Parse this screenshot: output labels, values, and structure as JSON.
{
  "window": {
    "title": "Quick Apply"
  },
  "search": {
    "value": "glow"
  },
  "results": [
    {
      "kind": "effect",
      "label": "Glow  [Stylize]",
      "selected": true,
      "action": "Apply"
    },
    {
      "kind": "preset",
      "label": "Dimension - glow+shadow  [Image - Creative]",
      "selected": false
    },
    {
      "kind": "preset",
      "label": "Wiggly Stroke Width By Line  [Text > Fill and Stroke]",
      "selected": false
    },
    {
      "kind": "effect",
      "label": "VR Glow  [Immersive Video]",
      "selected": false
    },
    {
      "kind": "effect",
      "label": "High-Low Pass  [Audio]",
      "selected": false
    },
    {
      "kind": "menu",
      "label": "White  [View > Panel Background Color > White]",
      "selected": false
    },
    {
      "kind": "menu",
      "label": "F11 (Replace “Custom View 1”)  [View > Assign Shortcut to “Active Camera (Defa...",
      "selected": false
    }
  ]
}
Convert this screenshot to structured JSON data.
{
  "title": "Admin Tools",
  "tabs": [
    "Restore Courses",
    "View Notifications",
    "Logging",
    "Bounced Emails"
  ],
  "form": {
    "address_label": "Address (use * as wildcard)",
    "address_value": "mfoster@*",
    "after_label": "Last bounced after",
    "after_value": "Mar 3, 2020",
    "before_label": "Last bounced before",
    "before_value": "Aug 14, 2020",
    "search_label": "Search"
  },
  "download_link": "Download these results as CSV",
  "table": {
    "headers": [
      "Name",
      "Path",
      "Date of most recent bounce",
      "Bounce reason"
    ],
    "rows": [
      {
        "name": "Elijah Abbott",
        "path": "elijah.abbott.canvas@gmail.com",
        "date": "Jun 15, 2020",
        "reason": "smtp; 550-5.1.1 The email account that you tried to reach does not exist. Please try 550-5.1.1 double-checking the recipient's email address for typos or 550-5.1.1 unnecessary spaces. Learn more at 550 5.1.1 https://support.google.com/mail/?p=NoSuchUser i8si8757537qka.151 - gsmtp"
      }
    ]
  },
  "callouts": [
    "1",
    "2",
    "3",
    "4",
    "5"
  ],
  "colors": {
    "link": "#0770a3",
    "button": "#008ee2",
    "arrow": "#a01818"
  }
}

§ Problem to solve: Where a line holds "View", copy that line.

§ Complete response:
      "label": "White  [View > Panel Background Color > White]",
      "label": "F11 (Replace “Custom View 1”)  [View > Assign Shortcut to “Active Camera (Defa...",
    "View Notifications",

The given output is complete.